== Work to complete ==
Copy each line exactly.

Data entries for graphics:
»»
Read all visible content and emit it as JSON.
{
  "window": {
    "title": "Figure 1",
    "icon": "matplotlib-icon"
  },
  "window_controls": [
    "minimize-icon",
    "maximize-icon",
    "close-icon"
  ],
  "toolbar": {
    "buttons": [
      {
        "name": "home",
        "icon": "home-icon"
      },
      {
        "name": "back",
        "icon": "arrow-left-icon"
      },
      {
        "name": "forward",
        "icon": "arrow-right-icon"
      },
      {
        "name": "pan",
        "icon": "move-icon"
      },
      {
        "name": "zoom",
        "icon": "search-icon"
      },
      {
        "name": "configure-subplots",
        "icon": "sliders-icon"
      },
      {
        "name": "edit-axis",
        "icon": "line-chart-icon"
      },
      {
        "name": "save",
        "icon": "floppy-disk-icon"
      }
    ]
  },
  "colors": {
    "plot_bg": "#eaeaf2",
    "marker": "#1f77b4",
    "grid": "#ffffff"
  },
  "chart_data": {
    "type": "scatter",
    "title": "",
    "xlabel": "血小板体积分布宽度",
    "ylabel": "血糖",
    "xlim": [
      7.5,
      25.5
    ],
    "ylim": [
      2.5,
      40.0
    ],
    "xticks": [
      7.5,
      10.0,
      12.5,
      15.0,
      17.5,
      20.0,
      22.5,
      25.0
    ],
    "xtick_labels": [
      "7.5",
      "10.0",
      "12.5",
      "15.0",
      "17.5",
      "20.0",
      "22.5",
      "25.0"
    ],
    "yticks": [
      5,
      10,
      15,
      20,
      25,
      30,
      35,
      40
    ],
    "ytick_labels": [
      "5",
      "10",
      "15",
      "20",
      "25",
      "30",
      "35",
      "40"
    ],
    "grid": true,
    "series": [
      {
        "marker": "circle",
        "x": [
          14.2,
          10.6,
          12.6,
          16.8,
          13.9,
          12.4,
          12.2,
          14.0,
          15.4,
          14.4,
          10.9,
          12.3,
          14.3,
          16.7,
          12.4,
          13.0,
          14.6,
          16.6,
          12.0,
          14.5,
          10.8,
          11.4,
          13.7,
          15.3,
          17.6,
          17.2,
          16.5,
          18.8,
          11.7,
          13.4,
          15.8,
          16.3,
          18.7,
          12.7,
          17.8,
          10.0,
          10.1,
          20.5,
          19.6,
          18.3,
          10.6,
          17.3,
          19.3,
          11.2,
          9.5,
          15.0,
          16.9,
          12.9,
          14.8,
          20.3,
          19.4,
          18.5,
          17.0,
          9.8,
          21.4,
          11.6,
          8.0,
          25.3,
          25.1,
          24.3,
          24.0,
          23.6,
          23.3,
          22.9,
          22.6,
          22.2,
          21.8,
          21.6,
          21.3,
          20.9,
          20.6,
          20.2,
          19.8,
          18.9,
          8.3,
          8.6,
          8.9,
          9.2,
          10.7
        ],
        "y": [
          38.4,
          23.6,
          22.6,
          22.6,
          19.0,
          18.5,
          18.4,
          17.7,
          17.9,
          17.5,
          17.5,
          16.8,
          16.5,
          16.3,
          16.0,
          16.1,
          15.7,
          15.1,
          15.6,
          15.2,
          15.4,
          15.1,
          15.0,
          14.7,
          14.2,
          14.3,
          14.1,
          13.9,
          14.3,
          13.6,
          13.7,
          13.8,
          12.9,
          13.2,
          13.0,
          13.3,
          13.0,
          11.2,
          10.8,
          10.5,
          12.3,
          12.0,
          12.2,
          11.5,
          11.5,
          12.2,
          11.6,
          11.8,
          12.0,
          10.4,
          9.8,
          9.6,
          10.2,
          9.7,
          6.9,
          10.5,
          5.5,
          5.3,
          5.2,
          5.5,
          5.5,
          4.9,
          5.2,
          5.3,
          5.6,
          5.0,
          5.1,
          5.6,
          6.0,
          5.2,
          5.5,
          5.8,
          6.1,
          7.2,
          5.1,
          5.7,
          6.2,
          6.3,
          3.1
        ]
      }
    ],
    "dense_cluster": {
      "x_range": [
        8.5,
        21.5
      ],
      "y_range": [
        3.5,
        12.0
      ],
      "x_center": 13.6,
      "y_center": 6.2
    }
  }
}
««
== Result for this task ==
Read all visible content and emit it as JSON.
{
  "window": {
    "title": "Figure 1",
    "icon": "matplotlib-icon"
  },
  "window_controls": [
    "minimize-icon",
    "maximize-icon",
    "close-icon"
  ],
  "toolbar": {
    "buttons": [
      {
        "name": "home",
        "icon": "home-icon"
      },
      {
        "name": "back",
        "icon": "arrow-left-icon"
      },
      {
        "name": "forward",
        "icon": "arrow-right-icon"
      },
      {
        "name": "pan",
        "icon": "move-icon"
      },
      {
        "name": "zoom",
        "icon": "search-icon"
      },
      {
        "name": "configure-subplots",
        "icon": "sliders-icon"
      },
      {
        "name": "edit-axis",
        "icon": "line-chart-icon"
      },
      {
        "name": "save",
        "icon": "floppy-disk-icon"
      }
    ]
  },
  "colors": {
    "plot_bg": "#eaeaf2",
    "marker": "#1f77b4",
    "grid": "#ffffff"
  },
  "chart_data": {
    "type": "scatter",
    "title": "",
    "xlabel": "血小板体积分布宽度",
    "ylabel": "血糖",
    "xlim": [
      7.5,
      25.5
    ],
    "ylim": [
      2.5,
      40.0
    ],
    "xticks": [
      7.5,
      10.0,
      12.5,
      15.0,
      17.5,
      20.0,
      22.5,
      25.0
    ],
    "xtick_labels": [
      "7.5",
      "10.0",
      "12.5",
      "15.0",
      "17.5",
      "20.0",
      "22.5",
      "25.0"
    ],
    "yticks": [
      5,
      10,
      15,
      20,
      25,
      30,
      35,
      40
    ],
    "ytick_labels": [
      "5",
      "10",
      "15",
      "20",
      "25",
      "30",
      "35",
      "40"
    ],
    "grid": true,
    "series": [
      {
        "marker": "circle",
        "x": [
          14.2,
          10.6,
          12.6,
          16.8,
          13.9,
          12.4,
          12.2,
          14.0,
          15.4,
          14.4,
          10.9,
          12.3,
          14.3,
          16.7,
          12.4,
          13.0,
          14.6,
          16.6,
          12.0,
          14.5,
          10.8,
          11.4,
          13.7,
          15.3,
          17.6,
          17.2,
          16.5,
          18.8,
          11.7,
          13.4,
          15.8,
          16.3,
          18.7,
          12.7,
          17.8,
          10.0,
          10.1,
          20.5,
          19.6,
          18.3,
          10.6,
          17.3,
          19.3,
          11.2,
          9.5,
          15.0,
          16.9,
          12.9,
          14.8,
          20.3,
          19.4,
          18.5,
          17.0,
          9.8,
          21.4,
          11.6,
          8.0,
          25.3,
          25.1,
          24.3,
          24.0,
          23.6,
          23.3,
          22.9,
          22.6,
          22.2,
          21.8,
          21.6,
          21.3,
          20.9,
          20.6,
          20.2,
          19.8,
          18.9,
          8.3,
          8.6,
          8.9,
          9.2,
          10.7
        ],
        "y": [
          38.4,
          23.6,
          22.6,
          22.6,
          19.0,
          18.5,
          18.4,
          17.7,
          17.9,
          17.5,
          17.5,
          16.8,
          16.5,
          16.3,
          16.0,
          16.1,
          15.7,
          15.1,
          15.6,
          15.2,
          15.4,
          15.1,
          15.0,
          14.7,
          14.2,
          14.3,
          14.1,
          13.9,
          14.3,
          13.6,
          13.7,
          13.8,
          12.9,
          13.2,
          13.0,
          13.3,
          13.0,
          11.2,
          10.8,
          10.5,
          12.3,
          12.0,
          12.2,
          11.5,
          11.5,
          12.2,
          11.6,
          11.8,
          12.0,
          10.4,
          9.8,
          9.6,
          10.2,
          9.7,
          6.9,
          10.5,
          5.5,
          5.3,
          5.2,
          5.5,
          5.5,
          4.9,
          5.2,
          5.3,
          5.6,
          5.0,
          5.1,
          5.6,
          6.0,
          5.2,
          5.5,
          5.8,
          6.1,
          7.2,
          5.1,
          5.7,
          6.2,
          6.3,
          3.1
        ]
      }
    ],
    "dense_cluster": {
      "x_range": [
        8.5,
        21.5
      ],
      "y_range": [
        3.5,
        12.0
      ],
      "x_center": 13.6,
      "y_center": 6.2
    }
  }
}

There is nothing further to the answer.